* [Exercise details] Reproduce every item below word for word, leaving out the pictures.
-------- Raw data --------
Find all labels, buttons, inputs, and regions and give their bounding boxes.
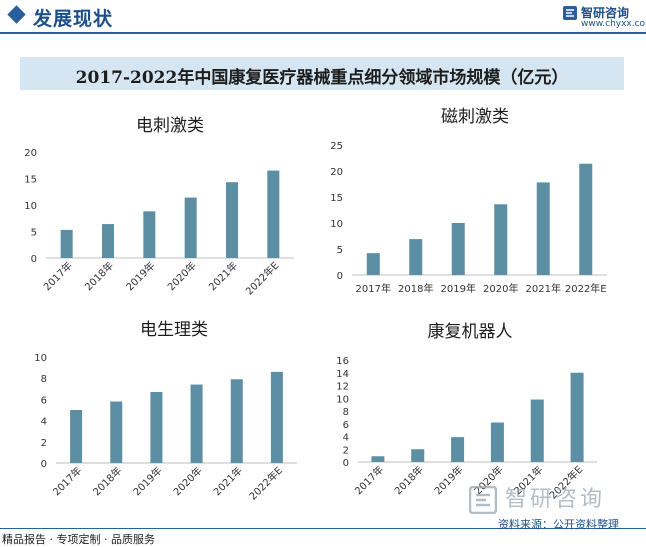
x-tick-label: 2018年 xyxy=(82,259,116,293)
x-tick-label: 2019年 xyxy=(123,259,157,293)
bar xyxy=(102,224,114,258)
y-tick-label: 6 xyxy=(343,420,349,431)
bar xyxy=(490,422,504,462)
x-tick-label: 2019年 xyxy=(441,282,476,295)
y-tick-label: 2 xyxy=(343,445,349,456)
y-tick-label: 0 xyxy=(337,271,343,282)
x-tick-label: 2019年 xyxy=(431,463,465,497)
y-tick-label: 10 xyxy=(34,353,47,364)
y-tick-label: 20 xyxy=(24,148,37,159)
y-tick-label: 5 xyxy=(31,228,37,239)
x-tick-label: 2022年E xyxy=(565,282,607,295)
bar xyxy=(536,182,550,275)
x-tick-label: 2021年 xyxy=(211,464,245,498)
y-tick-label: 10 xyxy=(336,394,349,405)
x-tick-label: 2021年 xyxy=(206,259,240,293)
bar xyxy=(451,223,465,275)
x-tick-label: 2020年 xyxy=(483,282,518,295)
bar xyxy=(60,229,73,258)
data-source: 资料来源：公开资料整理 xyxy=(498,518,619,531)
x-tick-label: 2018年 xyxy=(392,463,426,497)
y-tick-label: 0 xyxy=(31,254,37,265)
bar xyxy=(409,239,423,275)
bar xyxy=(530,399,544,462)
bar xyxy=(267,170,280,258)
bar xyxy=(570,372,584,462)
bar xyxy=(451,437,465,462)
y-tick-label: 4 xyxy=(343,433,349,444)
chart-title: 电生理类 xyxy=(140,320,208,340)
y-tick-label: 12 xyxy=(336,382,349,393)
footer-tagline: 精品报告 · 专项定制 · 品质服务 xyxy=(2,533,155,546)
x-tick-label: 2018年 xyxy=(90,464,124,498)
bar xyxy=(371,456,385,462)
y-tick-label: 4 xyxy=(41,417,47,428)
bar xyxy=(579,163,593,275)
y-tick-label: 25 xyxy=(330,141,343,152)
bar xyxy=(230,379,243,463)
bar xyxy=(494,204,508,275)
y-tick-label: 20 xyxy=(330,167,343,178)
x-tick-label: 2018年 xyxy=(398,282,433,295)
y-tick-label: 5 xyxy=(337,245,343,256)
logo-name: 智研咨询 xyxy=(581,6,630,20)
chart-title: 电刺激类 xyxy=(136,116,204,136)
y-tick-label: 10 xyxy=(330,219,343,230)
bar xyxy=(184,197,197,258)
bar xyxy=(226,182,238,258)
chart-banner: 2017-2022年中国康复医疗器械重点细分领域市场规模（亿元） xyxy=(20,57,624,90)
section-header: 发展现状 智研咨询 www.chyxx.com xyxy=(0,0,646,34)
y-tick-label: 15 xyxy=(24,175,37,186)
x-tick-label: 2017年 xyxy=(41,259,75,293)
y-tick-label: 2 xyxy=(41,438,47,449)
x-tick-label: 2022年E xyxy=(246,464,285,503)
footer: 精品报告 · 专项定制 · 品质服务 资料来源：公开资料整理 xyxy=(0,518,646,547)
footer-rule xyxy=(0,528,646,529)
x-tick-label: 2019年 xyxy=(130,464,164,498)
x-tick-label: 2022年E xyxy=(243,259,282,298)
bar xyxy=(190,384,203,463)
y-tick-label: 15 xyxy=(330,193,343,204)
y-tick-label: 16 xyxy=(336,356,349,367)
y-tick-label: 0 xyxy=(343,458,349,469)
y-tick-label: 8 xyxy=(41,374,47,385)
y-tick-label: 0 xyxy=(41,459,47,470)
chart-title: 磁刺激类 xyxy=(441,107,509,127)
banner-title: 2017-2022年中国康复医疗器械重点细分领域市场规模（亿元） xyxy=(75,68,569,88)
x-tick-label: 2017年 xyxy=(50,464,84,498)
x-tick-label: 2020年 xyxy=(170,464,204,498)
y-tick-label: 6 xyxy=(41,395,47,406)
x-tick-label: 2021年 xyxy=(526,282,561,295)
header-rule xyxy=(0,32,646,34)
section-title: 发展现状 xyxy=(33,8,114,30)
y-tick-label: 10 xyxy=(24,201,37,212)
chart-title: 康复机器人 xyxy=(428,322,513,342)
bar xyxy=(150,391,163,463)
x-tick-label: 2017年 xyxy=(356,282,391,295)
logo-url: www.chyxx.com xyxy=(581,19,646,29)
watermark-text: 智研咨询 xyxy=(505,487,606,512)
bar xyxy=(366,253,380,275)
x-tick-label: 2020年 xyxy=(165,259,199,293)
bar xyxy=(270,371,283,463)
bar xyxy=(143,211,156,258)
x-tick-label: 2017年 xyxy=(352,463,386,497)
bar xyxy=(70,410,83,463)
bar xyxy=(411,449,425,462)
bar xyxy=(110,401,123,463)
y-tick-label: 14 xyxy=(336,369,349,380)
chyxx-logo-icon xyxy=(563,6,577,20)
watermark-logo-icon xyxy=(469,486,497,514)
y-tick-label: 8 xyxy=(343,407,349,418)
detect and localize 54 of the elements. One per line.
--------
* [Answer in full]
Find all labels, buttons, inputs, and regions and give their bounding boxes.
x-tick-label: 2018年 xyxy=(82,259,116,293)
x-tick-label: 2019年 xyxy=(123,259,157,293)
bar xyxy=(102,224,114,258)
y-tick-label: 6 xyxy=(343,420,349,431)
bar xyxy=(490,422,504,462)
x-tick-label: 2019年 xyxy=(441,282,476,295)
y-tick-label: 2 xyxy=(343,445,349,456)
y-tick-label: 0 xyxy=(337,271,343,282)
x-tick-label: 2019年 xyxy=(431,463,465,497)
y-tick-label: 10 xyxy=(34,353,47,364)
y-tick-label: 20 xyxy=(24,148,37,159)
y-tick-label: 5 xyxy=(31,228,37,239)
x-tick-label: 2022年E xyxy=(565,282,607,295)
bar xyxy=(536,182,550,275)
x-tick-label: 2021年 xyxy=(211,464,245,498)
y-tick-label: 10 xyxy=(336,394,349,405)
x-tick-label: 2021年 xyxy=(206,259,240,293)
bar xyxy=(451,223,465,275)
x-tick-label: 2020年 xyxy=(483,282,518,295)
bar xyxy=(60,229,73,258)
data-source: 资料来源：公开资料整理 xyxy=(498,518,619,531)
x-tick-label: 2018年 xyxy=(392,463,426,497)
y-tick-label: 0 xyxy=(31,254,37,265)
bar xyxy=(409,239,423,275)
bar xyxy=(530,399,544,462)
bar xyxy=(267,170,280,258)
bar xyxy=(570,372,584,462)
bar xyxy=(451,437,465,462)
y-tick-label: 4 xyxy=(343,433,349,444)
chart-title: 电生理类 xyxy=(140,320,208,340)
y-tick-label: 12 xyxy=(336,382,349,393)
footer-tagline: 精品报告 · 专项定制 · 品质服务 xyxy=(2,533,155,546)
x-tick-label: 2018年 xyxy=(90,464,124,498)
bar xyxy=(371,456,385,462)
y-tick-label: 4 xyxy=(41,417,47,428)
bar xyxy=(579,163,593,275)
y-tick-label: 25 xyxy=(330,141,343,152)
bar xyxy=(230,379,243,463)
bar xyxy=(494,204,508,275)
y-tick-label: 20 xyxy=(330,167,343,178)
x-tick-label: 2018年 xyxy=(398,282,433,295)
y-tick-label: 5 xyxy=(337,245,343,256)
logo-name: 智研咨询 xyxy=(581,6,630,20)
chart-title: 电刺激类 xyxy=(136,116,204,136)
y-tick-label: 10 xyxy=(330,219,343,230)
bar xyxy=(184,197,197,258)
bar xyxy=(226,182,238,258)
chart-banner: 2017-2022年中国康复医疗器械重点细分领域市场规模（亿元） xyxy=(20,57,624,90)
section-header: 发展现状 智研咨询 www.chyxx.com xyxy=(0,0,646,34)
y-tick-label: 15 xyxy=(24,175,37,186)
x-tick-label: 2017年 xyxy=(41,259,75,293)
y-tick-label: 2 xyxy=(41,438,47,449)
x-tick-label: 2022年E xyxy=(246,464,285,503)
footer: 精品报告 · 专项定制 · 品质服务 资料来源：公开资料整理 xyxy=(0,518,646,547)
footer-rule xyxy=(0,528,646,529)
x-tick-label: 2019年 xyxy=(130,464,164,498)
x-tick-label: 2022年E xyxy=(243,259,282,298)
bar xyxy=(190,384,203,463)
y-tick-label: 15 xyxy=(330,193,343,204)
y-tick-label: 16 xyxy=(336,356,349,367)
y-tick-label: 0 xyxy=(343,458,349,469)
y-tick-label: 8 xyxy=(41,374,47,385)
y-tick-label: 0 xyxy=(41,459,47,470)
chart-title: 磁刺激类 xyxy=(441,107,509,127)
banner-title: 2017-2022年中国康复医疗器械重点细分领域市场规模（亿元） xyxy=(75,68,569,88)
x-tick-label: 2017年 xyxy=(50,464,84,498)
x-tick-label: 2020年 xyxy=(170,464,204,498)
y-tick-label: 6 xyxy=(41,395,47,406)
x-tick-label: 2021年 xyxy=(526,282,561,295)
header-rule xyxy=(0,32,646,34)
section-title: 发展现状 xyxy=(33,8,114,30)
y-tick-label: 10 xyxy=(24,201,37,212)
chart-title: 康复机器人 xyxy=(428,322,513,342)
bar xyxy=(150,391,163,463)
x-tick-label: 2017年 xyxy=(356,282,391,295)
logo-url: www.chyxx.com xyxy=(581,19,646,29)
watermark-text: 智研咨询 xyxy=(505,487,606,512)
bar xyxy=(366,253,380,275)
x-tick-label: 2020年 xyxy=(165,259,199,293)
bar xyxy=(270,371,283,463)
bar xyxy=(143,211,156,258)
x-tick-label: 2017年 xyxy=(352,463,386,497)
bar xyxy=(70,410,83,463)
bar xyxy=(411,449,425,462)
bar xyxy=(110,401,123,463)
y-tick-label: 14 xyxy=(336,369,349,380)
chyxx-logo-icon xyxy=(563,6,577,20)
watermark-logo-icon xyxy=(469,486,497,514)
y-tick-label: 8 xyxy=(343,407,349,418)
detect and localize 54 of the elements. One per line.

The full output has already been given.